* begin Exercise data *
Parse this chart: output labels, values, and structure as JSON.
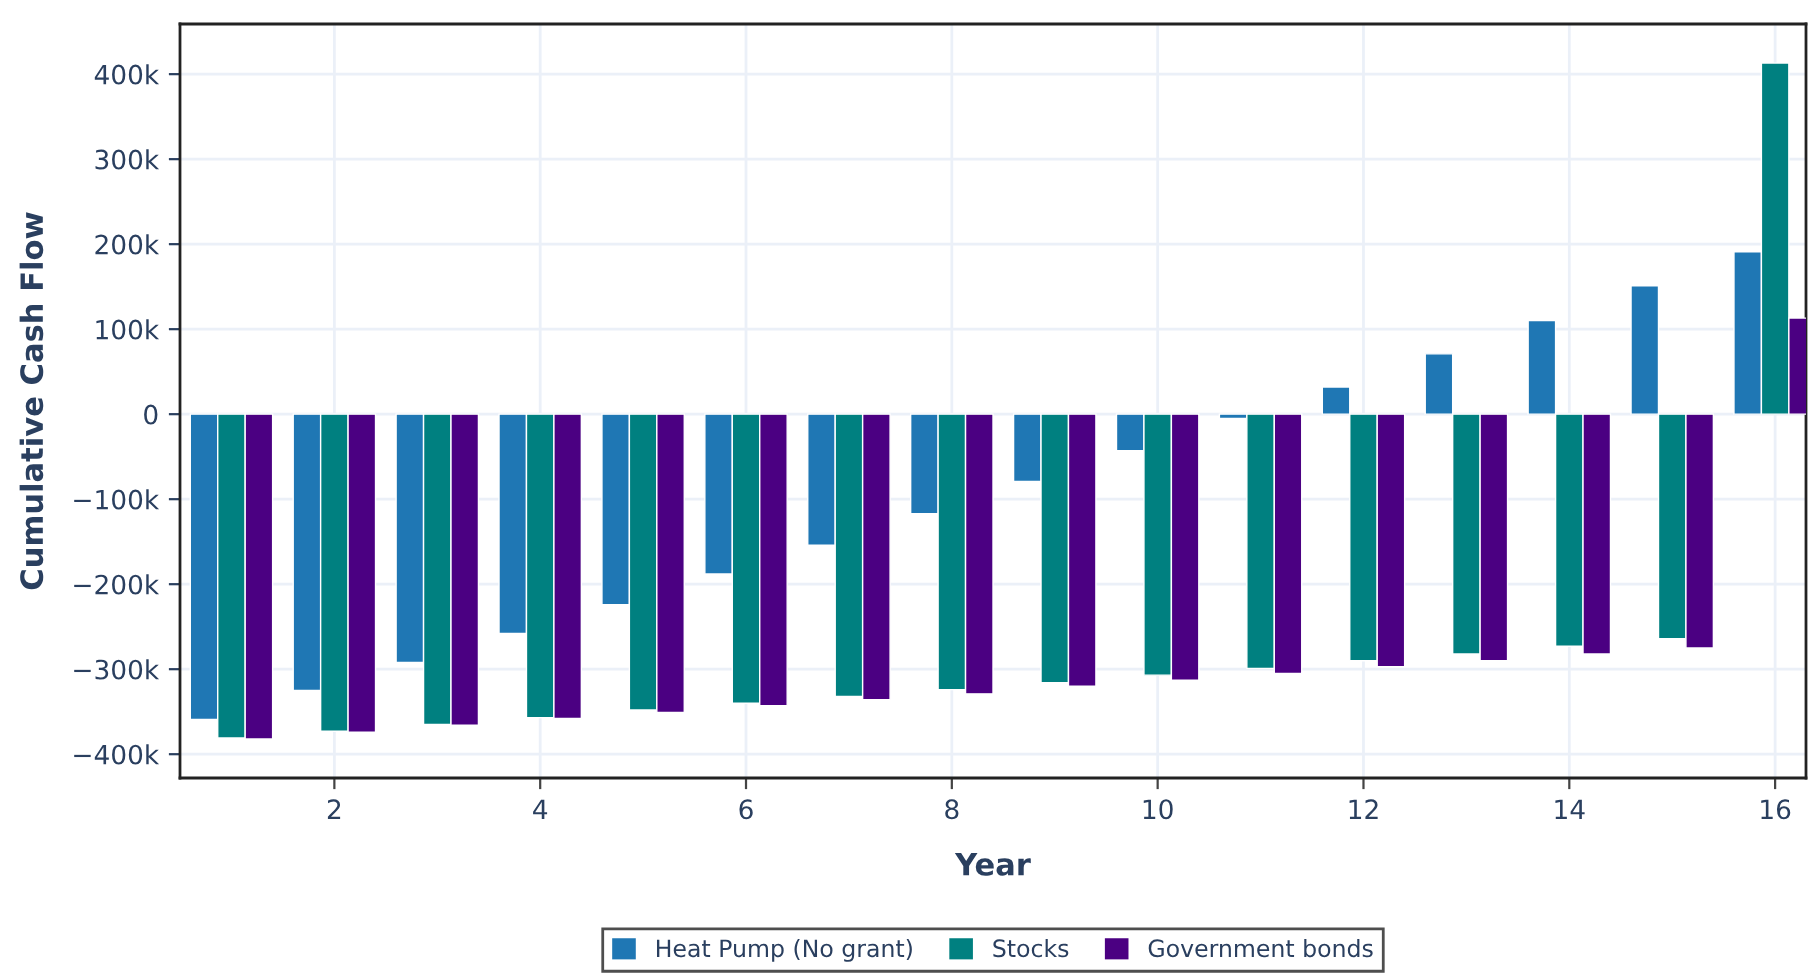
{
  "chart_data": {
    "type": "bar",
    "xlabel": "Year",
    "ylabel": "Cumulative Cash Flow",
    "x": [
      1,
      2,
      3,
      4,
      5,
      6,
      7,
      8,
      9,
      10,
      11,
      12,
      13,
      14,
      15,
      16
    ],
    "series": [
      {
        "name": "Heat Pump (No grant)",
        "color": "#1f77b4",
        "values": [
          -359000,
          -325000,
          -292000,
          -258000,
          -224000,
          -188000,
          -154000,
          -117000,
          -79000,
          -43000,
          -5000,
          32000,
          71000,
          110000,
          151000,
          191000
        ]
      },
      {
        "name": "Stocks",
        "color": "#008080",
        "values": [
          -381000,
          -373000,
          -365000,
          -357000,
          -348000,
          -340000,
          -332000,
          -324000,
          -316000,
          -307000,
          -299000,
          -290000,
          -282000,
          -273000,
          -264000,
          413000
        ]
      },
      {
        "name": "Government bonds",
        "color": "#4b0082",
        "values": [
          -382000,
          -374000,
          -366000,
          -358000,
          -351000,
          -343000,
          -336000,
          -329000,
          -320000,
          -313000,
          -305000,
          -297000,
          -290000,
          -282000,
          -275000,
          113000
        ]
      }
    ],
    "xlim": [
      0.5,
      16.3
    ],
    "xticks": [
      2,
      4,
      6,
      8,
      10,
      12,
      14,
      16
    ],
    "ylim": [
      -428000,
      459000
    ],
    "yticks": [
      {
        "value": -400000,
        "label": "−400k"
      },
      {
        "value": -300000,
        "label": "−300k"
      },
      {
        "value": -200000,
        "label": "−200k"
      },
      {
        "value": -100000,
        "label": "−100k"
      },
      {
        "value": 0,
        "label": "0"
      },
      {
        "value": 100000,
        "label": "100k"
      },
      {
        "value": 200000,
        "label": "200k"
      },
      {
        "value": 300000,
        "label": "300k"
      },
      {
        "value": 400000,
        "label": "400k"
      }
    ],
    "grid": true,
    "legend": "bottom"
  }
}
* end Exercise data *
→ Exercise description:
Go through the entries above and output them exactly, without pictures.

→ Solution to the exercise:
Parse this chart: output labels, values, and structure as JSON.
{
  "chart_data": {
    "type": "bar",
    "xlabel": "Year",
    "ylabel": "Cumulative Cash Flow",
    "x": [
      1,
      2,
      3,
      4,
      5,
      6,
      7,
      8,
      9,
      10,
      11,
      12,
      13,
      14,
      15,
      16
    ],
    "series": [
      {
        "name": "Heat Pump (No grant)",
        "color": "#1f77b4",
        "values": [
          -359000,
          -325000,
          -292000,
          -258000,
          -224000,
          -188000,
          -154000,
          -117000,
          -79000,
          -43000,
          -5000,
          32000,
          71000,
          110000,
          151000,
          191000
        ]
      },
      {
        "name": "Stocks",
        "color": "#008080",
        "values": [
          -381000,
          -373000,
          -365000,
          -357000,
          -348000,
          -340000,
          -332000,
          -324000,
          -316000,
          -307000,
          -299000,
          -290000,
          -282000,
          -273000,
          -264000,
          413000
        ]
      },
      {
        "name": "Government bonds",
        "color": "#4b0082",
        "values": [
          -382000,
          -374000,
          -366000,
          -358000,
          -351000,
          -343000,
          -336000,
          -329000,
          -320000,
          -313000,
          -305000,
          -297000,
          -290000,
          -282000,
          -275000,
          113000
        ]
      }
    ],
    "xlim": [
      0.5,
      16.3
    ],
    "xticks": [
      2,
      4,
      6,
      8,
      10,
      12,
      14,
      16
    ],
    "ylim": [
      -428000,
      459000
    ],
    "yticks": [
      {
        "value": -400000,
        "label": "−400k"
      },
      {
        "value": -300000,
        "label": "−300k"
      },
      {
        "value": -200000,
        "label": "−200k"
      },
      {
        "value": -100000,
        "label": "−100k"
      },
      {
        "value": 0,
        "label": "0"
      },
      {
        "value": 100000,
        "label": "100k"
      },
      {
        "value": 200000,
        "label": "200k"
      },
      {
        "value": 300000,
        "label": "300k"
      },
      {
        "value": 400000,
        "label": "400k"
      }
    ],
    "grid": true,
    "legend": "bottom"
  }
}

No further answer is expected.